:: EXERCISE DESCRIPTION ::
All lines in the data bearing the string "管理难度大" should be identified and copied.

:: EXTRACTED MATERIAL ::
--

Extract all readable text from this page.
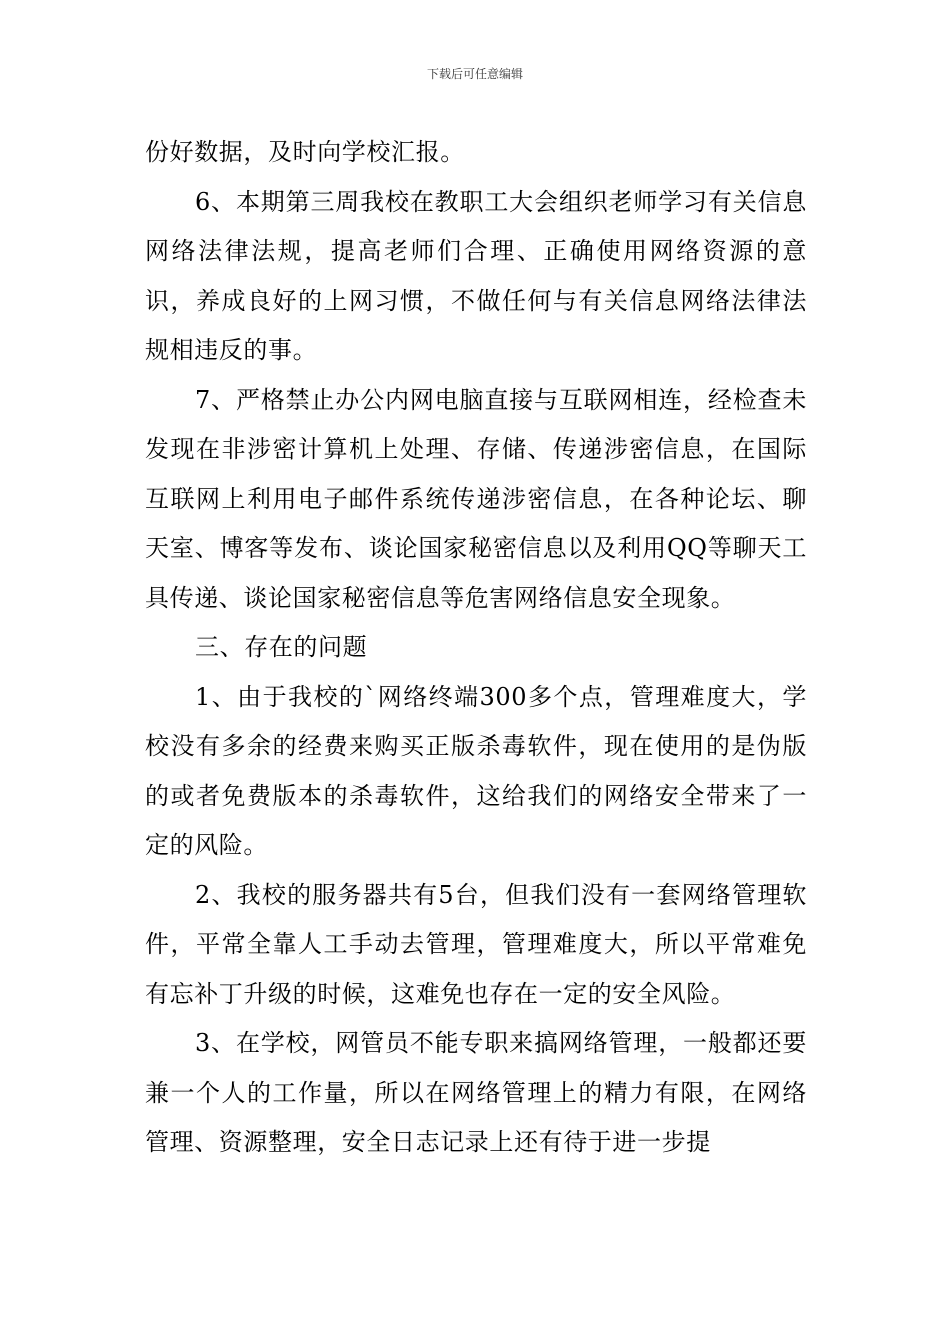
下载后可任意编辑

份好数据，及时向学校汇报。

6、本期第三周我校在教职工大会组织老师学习有关信息网络法律法规，提高老师们合理、正确使用网络资源的意识，养成良好的上网习惯，不做任何与有关信息网络法律法规相违反的事。

7、严格禁止办公内网电脑直接与互联网相连，经检查未发现在非涉密计算机上处理、存储、传递涉密信息，在国际互联网上利用电子邮件系统传递涉密信息，在各种论坛、聊天室、博客等发布、谈论国家秘密信息以及利用QQ等聊天工具传递、谈论国家秘密信息等危害网络信息安全现象。

三、存在的问题

1、由于我校的`网络终端300多个点，管理难度大，学校没有多余的经费来购买正版杀毒软件，现在使用的是伪版的或者免费版本的杀毒软件，这给我们的网络安全带来了一定的风险。

2、我校的服务器共有5台，但我们没有一套网络管理软件，平常全靠人工手动去管理，管理难度大，所以平常难免有忘补丁升级的时候，这难免也存在一定的安全风险。

3、在学校，网管员不能专职来搞网络管理，一般都还要兼一个人的工作量，所以在网络管理上的精力有限，在网络管理、资源整理，安全日志记录上还有待于进一步提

--

:: FINISHED TASK ::
1、由于我校的`网络终端300多个点，管理难度大，学校没有多余的经费来购买正版杀毒软件，现在使用的是伪版的或者免费版本的杀毒软件，这给我们的网络安全带来了一定的风险。
2、我校的服务器共有5台，但我们没有一套网络管理软件，平常全靠人工手动去管理，管理难度大，所以平常难免有忘补丁升级的时候，这难免也存在一定的安全风险。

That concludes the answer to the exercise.